### PROVIDED MATERIAL
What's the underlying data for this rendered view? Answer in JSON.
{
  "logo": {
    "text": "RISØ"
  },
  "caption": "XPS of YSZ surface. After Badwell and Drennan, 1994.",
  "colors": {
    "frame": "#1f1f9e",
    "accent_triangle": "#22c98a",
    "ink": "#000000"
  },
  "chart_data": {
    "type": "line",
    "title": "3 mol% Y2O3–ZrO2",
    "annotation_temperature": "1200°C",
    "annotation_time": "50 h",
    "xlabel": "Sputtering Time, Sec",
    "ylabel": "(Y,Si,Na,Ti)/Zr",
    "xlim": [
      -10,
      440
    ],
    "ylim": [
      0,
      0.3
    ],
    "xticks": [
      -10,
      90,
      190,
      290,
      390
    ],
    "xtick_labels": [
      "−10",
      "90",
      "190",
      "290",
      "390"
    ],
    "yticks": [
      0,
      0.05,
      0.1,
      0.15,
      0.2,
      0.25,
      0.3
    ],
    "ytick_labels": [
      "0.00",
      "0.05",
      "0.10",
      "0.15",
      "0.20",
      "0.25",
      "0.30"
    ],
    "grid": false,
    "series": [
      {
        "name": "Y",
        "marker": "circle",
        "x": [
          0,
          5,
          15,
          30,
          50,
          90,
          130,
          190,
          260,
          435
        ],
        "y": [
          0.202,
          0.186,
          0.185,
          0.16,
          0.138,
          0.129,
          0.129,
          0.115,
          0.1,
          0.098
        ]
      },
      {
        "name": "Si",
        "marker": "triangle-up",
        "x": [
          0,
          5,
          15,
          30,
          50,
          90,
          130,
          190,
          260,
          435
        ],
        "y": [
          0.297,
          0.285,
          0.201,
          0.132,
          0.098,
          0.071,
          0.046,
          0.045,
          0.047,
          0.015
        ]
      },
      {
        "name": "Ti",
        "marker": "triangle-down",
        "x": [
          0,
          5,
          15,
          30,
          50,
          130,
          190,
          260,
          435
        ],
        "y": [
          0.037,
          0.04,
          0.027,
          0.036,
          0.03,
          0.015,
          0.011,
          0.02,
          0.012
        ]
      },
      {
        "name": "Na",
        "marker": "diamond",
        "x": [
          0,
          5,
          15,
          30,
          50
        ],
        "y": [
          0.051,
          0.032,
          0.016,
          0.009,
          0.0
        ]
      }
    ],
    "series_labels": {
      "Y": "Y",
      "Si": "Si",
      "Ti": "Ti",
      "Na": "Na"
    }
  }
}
######
- _WRITTEN PROBLEM_: Copy each record from above without leaving any out.

- _RESPONSE TO THIS EXERCISE_:
What's the underlying data for this rendered view? Answer in JSON.
{
  "logo": {
    "text": "RISØ"
  },
  "caption": "XPS of YSZ surface. After Badwell and Drennan, 1994.",
  "colors": {
    "frame": "#1f1f9e",
    "accent_triangle": "#22c98a",
    "ink": "#000000"
  },
  "chart_data": {
    "type": "line",
    "title": "3 mol% Y2O3–ZrO2",
    "annotation_temperature": "1200°C",
    "annotation_time": "50 h",
    "xlabel": "Sputtering Time, Sec",
    "ylabel": "(Y,Si,Na,Ti)/Zr",
    "xlim": [
      -10,
      440
    ],
    "ylim": [
      0,
      0.3
    ],
    "xticks": [
      -10,
      90,
      190,
      290,
      390
    ],
    "xtick_labels": [
      "−10",
      "90",
      "190",
      "290",
      "390"
    ],
    "yticks": [
      0,
      0.05,
      0.1,
      0.15,
      0.2,
      0.25,
      0.3
    ],
    "ytick_labels": [
      "0.00",
      "0.05",
      "0.10",
      "0.15",
      "0.20",
      "0.25",
      "0.30"
    ],
    "grid": false,
    "series": [
      {
        "name": "Y",
        "marker": "circle",
        "x": [
          0,
          5,
          15,
          30,
          50,
          90,
          130,
          190,
          260,
          435
        ],
        "y": [
          0.202,
          0.186,
          0.185,
          0.16,
          0.138,
          0.129,
          0.129,
          0.115,
          0.1,
          0.098
        ]
      },
      {
        "name": "Si",
        "marker": "triangle-up",
        "x": [
          0,
          5,
          15,
          30,
          50,
          90,
          130,
          190,
          260,
          435
        ],
        "y": [
          0.297,
          0.285,
          0.201,
          0.132,
          0.098,
          0.071,
          0.046,
          0.045,
          0.047,
          0.015
        ]
      },
      {
        "name": "Ti",
        "marker": "triangle-down",
        "x": [
          0,
          5,
          15,
          30,
          50,
          130,
          190,
          260,
          435
        ],
        "y": [
          0.037,
          0.04,
          0.027,
          0.036,
          0.03,
          0.015,
          0.011,
          0.02,
          0.012
        ]
      },
      {
        "name": "Na",
        "marker": "diamond",
        "x": [
          0,
          5,
          15,
          30,
          50
        ],
        "y": [
          0.051,
          0.032,
          0.016,
          0.009,
          0.0
        ]
      }
    ],
    "series_labels": {
      "Y": "Y",
      "Si": "Si",
      "Ti": "Ti",
      "Na": "Na"
    }
  }
}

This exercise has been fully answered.